=== WHAT THE EXERCISE ASKS ===
Of the lines in the data below, count the ones holding the string "xlabel", and answer with that number only.

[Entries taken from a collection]
---
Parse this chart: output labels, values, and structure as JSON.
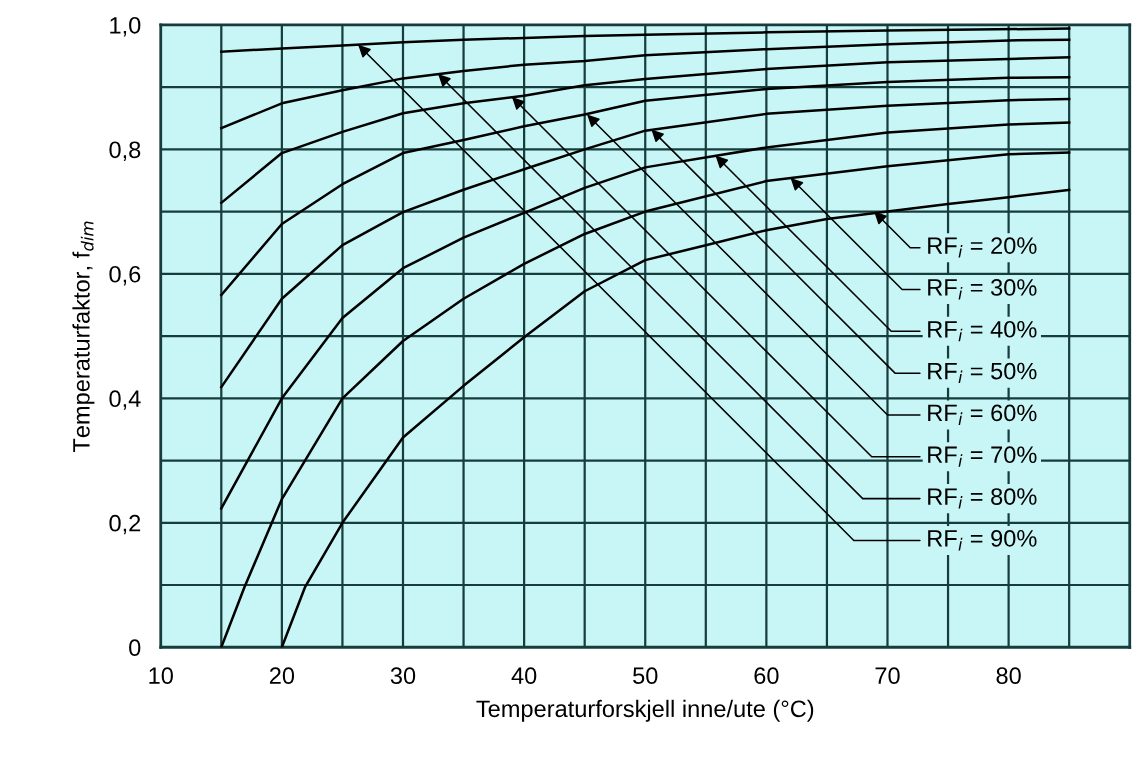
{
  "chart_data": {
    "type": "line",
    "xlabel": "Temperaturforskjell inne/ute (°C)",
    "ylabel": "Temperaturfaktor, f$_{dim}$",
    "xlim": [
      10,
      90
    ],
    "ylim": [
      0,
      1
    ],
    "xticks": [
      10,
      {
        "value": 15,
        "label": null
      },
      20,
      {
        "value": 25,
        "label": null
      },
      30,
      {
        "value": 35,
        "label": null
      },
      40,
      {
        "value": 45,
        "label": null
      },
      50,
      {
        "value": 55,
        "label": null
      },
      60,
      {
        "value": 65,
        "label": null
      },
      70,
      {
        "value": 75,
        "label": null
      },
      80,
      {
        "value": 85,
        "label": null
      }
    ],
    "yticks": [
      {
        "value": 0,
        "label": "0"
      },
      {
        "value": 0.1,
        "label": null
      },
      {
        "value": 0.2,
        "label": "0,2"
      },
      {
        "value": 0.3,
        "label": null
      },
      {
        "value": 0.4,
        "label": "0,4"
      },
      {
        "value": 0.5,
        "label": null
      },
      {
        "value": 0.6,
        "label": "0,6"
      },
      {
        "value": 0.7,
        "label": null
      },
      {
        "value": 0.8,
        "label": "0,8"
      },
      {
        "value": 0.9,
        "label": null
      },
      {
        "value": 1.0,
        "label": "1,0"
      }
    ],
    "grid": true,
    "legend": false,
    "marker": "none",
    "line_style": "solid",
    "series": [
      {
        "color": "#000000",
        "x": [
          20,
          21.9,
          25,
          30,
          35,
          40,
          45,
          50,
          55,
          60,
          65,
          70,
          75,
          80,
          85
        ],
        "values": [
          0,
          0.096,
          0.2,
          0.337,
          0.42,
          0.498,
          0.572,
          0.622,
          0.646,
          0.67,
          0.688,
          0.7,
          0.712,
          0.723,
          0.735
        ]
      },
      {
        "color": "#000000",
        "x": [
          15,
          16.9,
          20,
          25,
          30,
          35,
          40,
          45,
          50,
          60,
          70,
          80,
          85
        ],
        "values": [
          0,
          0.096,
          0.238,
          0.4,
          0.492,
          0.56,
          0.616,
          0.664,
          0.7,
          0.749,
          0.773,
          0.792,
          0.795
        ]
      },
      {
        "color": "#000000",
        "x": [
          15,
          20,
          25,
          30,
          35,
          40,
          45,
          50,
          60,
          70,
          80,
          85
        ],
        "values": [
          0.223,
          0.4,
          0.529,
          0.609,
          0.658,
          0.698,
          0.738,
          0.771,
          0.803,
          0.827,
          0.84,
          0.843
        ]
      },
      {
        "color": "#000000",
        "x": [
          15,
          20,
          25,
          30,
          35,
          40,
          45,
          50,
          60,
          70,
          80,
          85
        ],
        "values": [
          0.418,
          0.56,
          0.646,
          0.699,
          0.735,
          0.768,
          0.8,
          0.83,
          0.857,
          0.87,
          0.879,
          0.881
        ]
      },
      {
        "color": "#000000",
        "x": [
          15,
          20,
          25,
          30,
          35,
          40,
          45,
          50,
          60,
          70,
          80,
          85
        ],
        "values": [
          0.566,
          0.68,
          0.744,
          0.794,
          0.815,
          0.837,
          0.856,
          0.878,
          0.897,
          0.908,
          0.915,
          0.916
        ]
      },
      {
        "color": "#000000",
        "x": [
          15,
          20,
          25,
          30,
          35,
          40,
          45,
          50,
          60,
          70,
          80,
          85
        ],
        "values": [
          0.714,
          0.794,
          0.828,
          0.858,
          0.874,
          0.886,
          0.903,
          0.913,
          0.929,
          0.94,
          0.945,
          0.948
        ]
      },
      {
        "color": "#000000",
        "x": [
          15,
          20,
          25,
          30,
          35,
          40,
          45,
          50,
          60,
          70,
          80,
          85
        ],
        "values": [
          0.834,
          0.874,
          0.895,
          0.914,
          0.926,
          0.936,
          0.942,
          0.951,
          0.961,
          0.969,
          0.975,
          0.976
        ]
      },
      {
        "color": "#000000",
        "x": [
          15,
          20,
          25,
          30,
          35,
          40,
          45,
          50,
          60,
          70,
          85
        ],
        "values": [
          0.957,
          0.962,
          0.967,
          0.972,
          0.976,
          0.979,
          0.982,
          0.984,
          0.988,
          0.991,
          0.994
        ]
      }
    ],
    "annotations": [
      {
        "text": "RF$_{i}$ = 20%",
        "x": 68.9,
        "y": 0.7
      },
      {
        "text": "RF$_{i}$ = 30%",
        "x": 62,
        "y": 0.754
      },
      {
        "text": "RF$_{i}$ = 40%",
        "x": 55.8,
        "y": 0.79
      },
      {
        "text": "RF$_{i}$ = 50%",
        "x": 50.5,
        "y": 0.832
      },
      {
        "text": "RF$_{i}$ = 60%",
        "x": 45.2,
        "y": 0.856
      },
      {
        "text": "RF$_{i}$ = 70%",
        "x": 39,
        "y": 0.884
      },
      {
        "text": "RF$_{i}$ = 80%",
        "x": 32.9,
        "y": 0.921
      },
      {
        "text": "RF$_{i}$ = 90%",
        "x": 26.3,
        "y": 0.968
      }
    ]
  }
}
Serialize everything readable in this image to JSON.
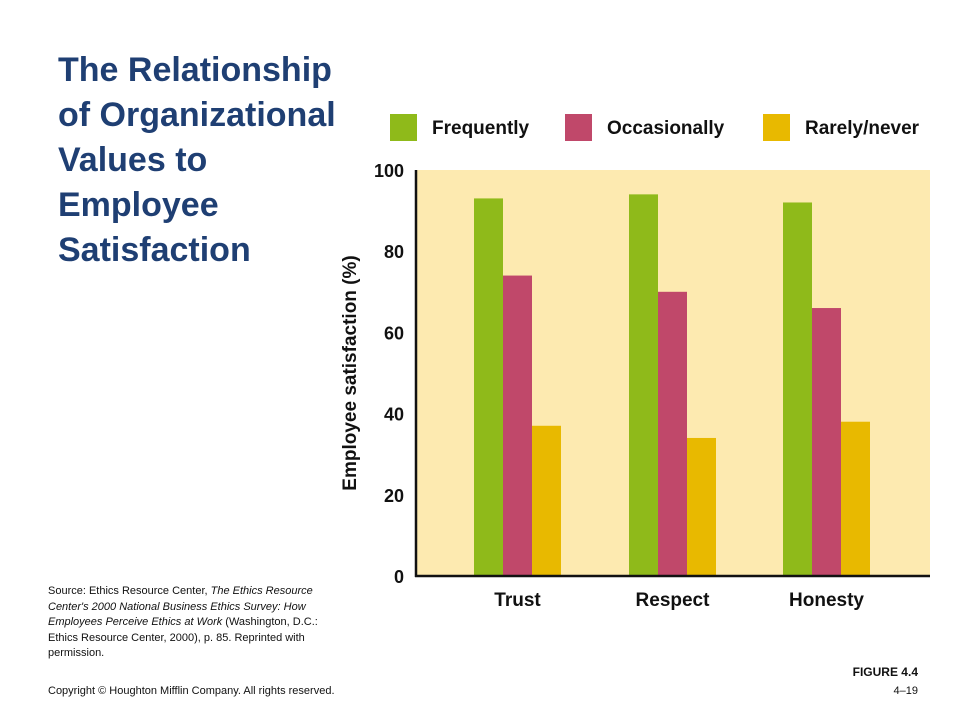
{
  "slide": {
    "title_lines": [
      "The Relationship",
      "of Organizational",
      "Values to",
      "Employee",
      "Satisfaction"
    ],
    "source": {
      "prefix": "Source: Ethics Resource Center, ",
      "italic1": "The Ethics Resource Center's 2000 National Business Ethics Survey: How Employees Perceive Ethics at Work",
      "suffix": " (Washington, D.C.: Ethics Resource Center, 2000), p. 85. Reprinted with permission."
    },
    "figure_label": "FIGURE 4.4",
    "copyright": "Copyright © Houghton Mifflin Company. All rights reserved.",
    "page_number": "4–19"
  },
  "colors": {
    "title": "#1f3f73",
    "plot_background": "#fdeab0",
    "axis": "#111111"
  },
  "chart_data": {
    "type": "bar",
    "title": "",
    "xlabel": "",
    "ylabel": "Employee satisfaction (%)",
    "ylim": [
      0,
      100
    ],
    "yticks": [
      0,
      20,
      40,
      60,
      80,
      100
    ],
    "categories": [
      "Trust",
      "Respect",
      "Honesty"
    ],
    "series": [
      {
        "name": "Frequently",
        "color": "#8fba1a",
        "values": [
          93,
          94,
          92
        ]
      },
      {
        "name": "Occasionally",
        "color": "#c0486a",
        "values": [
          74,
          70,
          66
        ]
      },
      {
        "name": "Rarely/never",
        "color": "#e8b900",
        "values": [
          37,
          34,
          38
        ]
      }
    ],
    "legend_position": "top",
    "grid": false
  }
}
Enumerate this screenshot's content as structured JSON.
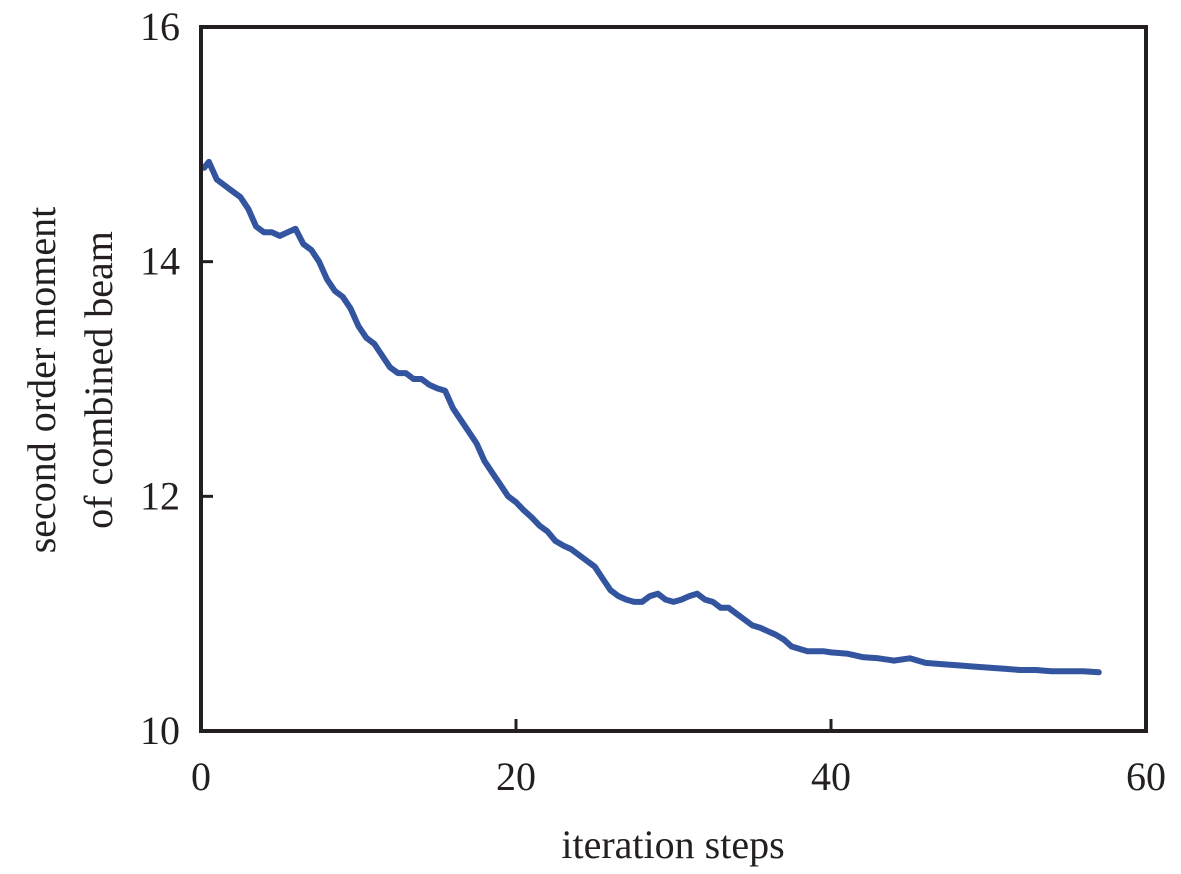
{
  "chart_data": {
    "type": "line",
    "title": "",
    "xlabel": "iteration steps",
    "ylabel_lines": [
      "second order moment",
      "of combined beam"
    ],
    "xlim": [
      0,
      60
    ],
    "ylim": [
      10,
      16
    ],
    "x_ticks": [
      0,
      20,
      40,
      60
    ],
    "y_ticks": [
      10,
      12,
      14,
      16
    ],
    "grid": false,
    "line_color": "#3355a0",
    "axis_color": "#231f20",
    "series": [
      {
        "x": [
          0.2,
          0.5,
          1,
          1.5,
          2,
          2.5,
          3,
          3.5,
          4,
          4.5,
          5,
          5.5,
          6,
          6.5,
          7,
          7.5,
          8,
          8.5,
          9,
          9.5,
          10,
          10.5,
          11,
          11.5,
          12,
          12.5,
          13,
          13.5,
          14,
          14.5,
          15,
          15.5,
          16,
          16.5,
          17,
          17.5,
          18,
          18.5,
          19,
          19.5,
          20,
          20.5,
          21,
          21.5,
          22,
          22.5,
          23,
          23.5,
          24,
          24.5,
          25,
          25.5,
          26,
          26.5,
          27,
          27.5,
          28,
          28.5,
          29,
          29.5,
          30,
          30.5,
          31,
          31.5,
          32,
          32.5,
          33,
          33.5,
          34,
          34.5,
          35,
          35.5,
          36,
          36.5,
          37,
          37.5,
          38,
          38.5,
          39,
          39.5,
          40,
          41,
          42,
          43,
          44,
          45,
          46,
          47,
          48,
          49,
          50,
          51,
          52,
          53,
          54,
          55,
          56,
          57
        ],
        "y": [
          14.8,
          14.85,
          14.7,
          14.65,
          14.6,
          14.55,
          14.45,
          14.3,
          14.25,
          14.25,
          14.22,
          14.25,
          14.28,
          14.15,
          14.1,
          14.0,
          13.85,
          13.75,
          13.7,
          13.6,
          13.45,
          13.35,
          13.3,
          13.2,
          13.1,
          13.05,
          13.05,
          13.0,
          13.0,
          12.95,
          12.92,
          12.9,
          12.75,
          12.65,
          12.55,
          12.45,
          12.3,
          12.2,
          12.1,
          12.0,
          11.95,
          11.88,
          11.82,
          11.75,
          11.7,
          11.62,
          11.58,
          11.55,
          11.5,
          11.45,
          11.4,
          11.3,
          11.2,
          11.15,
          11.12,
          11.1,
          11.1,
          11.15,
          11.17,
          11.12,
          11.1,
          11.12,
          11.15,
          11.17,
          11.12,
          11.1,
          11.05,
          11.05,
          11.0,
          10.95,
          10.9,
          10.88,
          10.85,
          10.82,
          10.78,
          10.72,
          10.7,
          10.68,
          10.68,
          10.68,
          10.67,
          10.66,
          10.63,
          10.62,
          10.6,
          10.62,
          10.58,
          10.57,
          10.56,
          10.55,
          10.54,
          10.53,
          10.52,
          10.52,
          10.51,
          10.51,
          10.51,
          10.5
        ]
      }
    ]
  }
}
---
=== ANSWER BELOW ===
3